* What you will do: Copy out each line containing "color" from the entries below.

* Extracted records:
####################
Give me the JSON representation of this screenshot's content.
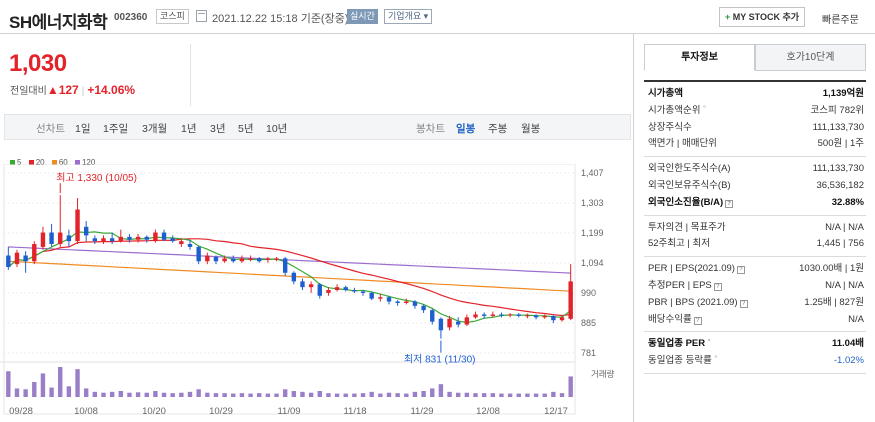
{
  "header": {
    "company_name": "SH에너지화학",
    "stock_code": "002360",
    "market": "코스피",
    "datetime": "2021.12.22 15:18 기준(장중)",
    "realtime_badge": "실시간",
    "company_info": "기업개요",
    "my_stock_button": "MY STOCK 추가",
    "my_stock_plus": "+",
    "quick_order": "빠른주문"
  },
  "price": {
    "current": "1,030",
    "change_label": "전일대비",
    "change_arrow": "▲",
    "change": "127",
    "change_pct": "+14.06%"
  },
  "period_bar": {
    "line_label": "선차트",
    "periods": [
      "1일",
      "1주일",
      "3개월",
      "1년",
      "3년",
      "5년",
      "10년"
    ],
    "candle_label": "봉차트",
    "candle_periods": [
      "일봉",
      "주봉",
      "월봉"
    ],
    "active_candle": "일봉"
  },
  "legend": [
    {
      "label": "5",
      "color": "#3aaa35"
    },
    {
      "label": "20",
      "color": "#e4222a"
    },
    {
      "label": "60",
      "color": "#f08a24"
    },
    {
      "label": "120",
      "color": "#9b6fd0"
    }
  ],
  "chart_data": {
    "type": "candlestick",
    "y_ticks": [
      "1,407",
      "1,303",
      "1,199",
      "1,094",
      "990",
      "885",
      "781"
    ],
    "x_ticks": [
      "09/28",
      "10/08",
      "10/20",
      "10/29",
      "11/09",
      "11/18",
      "11/29",
      "12/08",
      "12/17"
    ],
    "high_annotation": "최고 1,330 (10/05)",
    "low_annotation": "최저 831 (11/30)",
    "volume_label": "거래량",
    "ylim": [
      781,
      1407
    ],
    "candles": [
      {
        "o": 1120,
        "c": 1080,
        "h": 1150,
        "l": 1070
      },
      {
        "o": 1090,
        "c": 1130,
        "h": 1140,
        "l": 1080
      },
      {
        "o": 1120,
        "c": 1100,
        "h": 1135,
        "l": 1060
      },
      {
        "o": 1100,
        "c": 1160,
        "h": 1170,
        "l": 1090
      },
      {
        "o": 1150,
        "c": 1200,
        "h": 1220,
        "l": 1140
      },
      {
        "o": 1200,
        "c": 1160,
        "h": 1230,
        "l": 1150
      },
      {
        "o": 1160,
        "c": 1200,
        "h": 1330,
        "l": 1150
      },
      {
        "o": 1190,
        "c": 1170,
        "h": 1210,
        "l": 1150
      },
      {
        "o": 1170,
        "c": 1280,
        "h": 1320,
        "l": 1160
      },
      {
        "o": 1220,
        "c": 1190,
        "h": 1240,
        "l": 1170
      },
      {
        "o": 1180,
        "c": 1170,
        "h": 1190,
        "l": 1160
      },
      {
        "o": 1170,
        "c": 1180,
        "h": 1190,
        "l": 1160
      },
      {
        "o": 1180,
        "c": 1170,
        "h": 1200,
        "l": 1160
      },
      {
        "o": 1170,
        "c": 1185,
        "h": 1210,
        "l": 1165
      },
      {
        "o": 1185,
        "c": 1175,
        "h": 1195,
        "l": 1165
      },
      {
        "o": 1175,
        "c": 1185,
        "h": 1195,
        "l": 1165
      },
      {
        "o": 1185,
        "c": 1175,
        "h": 1190,
        "l": 1165
      },
      {
        "o": 1170,
        "c": 1200,
        "h": 1210,
        "l": 1165
      },
      {
        "o": 1200,
        "c": 1175,
        "h": 1210,
        "l": 1170
      },
      {
        "o": 1180,
        "c": 1170,
        "h": 1190,
        "l": 1165
      },
      {
        "o": 1160,
        "c": 1170,
        "h": 1180,
        "l": 1150
      },
      {
        "o": 1160,
        "c": 1150,
        "h": 1175,
        "l": 1140
      },
      {
        "o": 1150,
        "c": 1100,
        "h": 1155,
        "l": 1090
      },
      {
        "o": 1100,
        "c": 1120,
        "h": 1130,
        "l": 1090
      },
      {
        "o": 1115,
        "c": 1100,
        "h": 1120,
        "l": 1090
      },
      {
        "o": 1100,
        "c": 1110,
        "h": 1120,
        "l": 1095
      },
      {
        "o": 1110,
        "c": 1100,
        "h": 1120,
        "l": 1095
      },
      {
        "o": 1100,
        "c": 1110,
        "h": 1120,
        "l": 1095
      },
      {
        "o": 1105,
        "c": 1110,
        "h": 1120,
        "l": 1100
      },
      {
        "o": 1110,
        "c": 1100,
        "h": 1115,
        "l": 1095
      },
      {
        "o": 1105,
        "c": 1110,
        "h": 1115,
        "l": 1095
      },
      {
        "o": 1105,
        "c": 1110,
        "h": 1115,
        "l": 1100
      },
      {
        "o": 1110,
        "c": 1060,
        "h": 1115,
        "l": 1050
      },
      {
        "o": 1060,
        "c": 1030,
        "h": 1065,
        "l": 1020
      },
      {
        "o": 1030,
        "c": 1010,
        "h": 1040,
        "l": 1000
      },
      {
        "o": 1010,
        "c": 1020,
        "h": 1030,
        "l": 990
      },
      {
        "o": 1020,
        "c": 980,
        "h": 1025,
        "l": 970
      },
      {
        "o": 990,
        "c": 1000,
        "h": 1010,
        "l": 980
      },
      {
        "o": 1000,
        "c": 1010,
        "h": 1020,
        "l": 995
      },
      {
        "o": 1010,
        "c": 1000,
        "h": 1015,
        "l": 995
      },
      {
        "o": 1000,
        "c": 995,
        "h": 1008,
        "l": 990
      },
      {
        "o": 995,
        "c": 990,
        "h": 1000,
        "l": 980
      },
      {
        "o": 990,
        "c": 970,
        "h": 995,
        "l": 965
      },
      {
        "o": 970,
        "c": 975,
        "h": 985,
        "l": 960
      },
      {
        "o": 975,
        "c": 960,
        "h": 980,
        "l": 950
      },
      {
        "o": 960,
        "c": 955,
        "h": 965,
        "l": 945
      },
      {
        "o": 955,
        "c": 960,
        "h": 970,
        "l": 950
      },
      {
        "o": 960,
        "c": 945,
        "h": 965,
        "l": 935
      },
      {
        "o": 945,
        "c": 930,
        "h": 950,
        "l": 920
      },
      {
        "o": 930,
        "c": 890,
        "h": 935,
        "l": 880
      },
      {
        "o": 900,
        "c": 860,
        "h": 905,
        "l": 831
      },
      {
        "o": 870,
        "c": 900,
        "h": 910,
        "l": 860
      },
      {
        "o": 890,
        "c": 880,
        "h": 905,
        "l": 870
      },
      {
        "o": 880,
        "c": 905,
        "h": 915,
        "l": 875
      },
      {
        "o": 905,
        "c": 915,
        "h": 925,
        "l": 900
      },
      {
        "o": 915,
        "c": 910,
        "h": 922,
        "l": 900
      },
      {
        "o": 910,
        "c": 915,
        "h": 925,
        "l": 905
      },
      {
        "o": 915,
        "c": 912,
        "h": 922,
        "l": 905
      },
      {
        "o": 912,
        "c": 915,
        "h": 920,
        "l": 905
      },
      {
        "o": 915,
        "c": 910,
        "h": 920,
        "l": 905
      },
      {
        "o": 910,
        "c": 912,
        "h": 918,
        "l": 902
      },
      {
        "o": 912,
        "c": 905,
        "h": 916,
        "l": 898
      },
      {
        "o": 905,
        "c": 910,
        "h": 915,
        "l": 900
      },
      {
        "o": 910,
        "c": 895,
        "h": 912,
        "l": 885
      },
      {
        "o": 895,
        "c": 905,
        "h": 910,
        "l": 890
      },
      {
        "o": 900,
        "c": 1030,
        "h": 1090,
        "l": 895
      }
    ],
    "volume": [
      60,
      20,
      18,
      35,
      55,
      22,
      70,
      25,
      65,
      20,
      12,
      10,
      12,
      14,
      10,
      11,
      10,
      14,
      10,
      9,
      10,
      12,
      18,
      10,
      9,
      9,
      8,
      9,
      8,
      9,
      8,
      8,
      18,
      14,
      12,
      10,
      14,
      9,
      8,
      8,
      8,
      9,
      12,
      8,
      10,
      9,
      8,
      12,
      14,
      20,
      30,
      12,
      10,
      10,
      9,
      9,
      9,
      8,
      8,
      8,
      8,
      8,
      8,
      12,
      9,
      48
    ]
  },
  "panel": {
    "tabs": [
      "투자정보",
      "호가10단계"
    ],
    "groups": [
      [
        {
          "k": "시가총액",
          "v": "1,139억원"
        },
        {
          "k": "시가총액순위",
          "v": "코스피 782위"
        },
        {
          "k": "상장주식수",
          "v": "111,133,730"
        },
        {
          "k": "액면가 | 매매단위",
          "v": "500원 | 1주"
        }
      ],
      [
        {
          "k": "외국인한도주식수(A)",
          "v": "111,133,730"
        },
        {
          "k": "외국인보유주식수(B)",
          "v": "36,536,182"
        },
        {
          "k": "외국인소진율(B/A)",
          "v": "32.88%"
        }
      ],
      [
        {
          "k": "투자의견 | 목표주가",
          "v": "N/A | N/A"
        },
        {
          "k": "52주최고 | 최저",
          "v": "1,445 | 756"
        }
      ],
      [
        {
          "k": "PER | EPS(2021.09)",
          "v": "1030.00배 | 1원"
        },
        {
          "k": "추정PER | EPS",
          "v": "N/A | N/A"
        },
        {
          "k": "PBR | BPS (2021.09)",
          "v": "1.25배 | 827원"
        },
        {
          "k": "배당수익률",
          "v": "N/A"
        }
      ],
      [
        {
          "k": "동일업종 PER",
          "v": "11.04배"
        },
        {
          "k": "동일업종 등락률",
          "v": "-1.02%"
        }
      ]
    ]
  }
}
####################
* Problem solution:
      "color": "#3aaa35"
      "color": "#e4222a"
      "color": "#f08a24"
      "color": "#9b6fd0"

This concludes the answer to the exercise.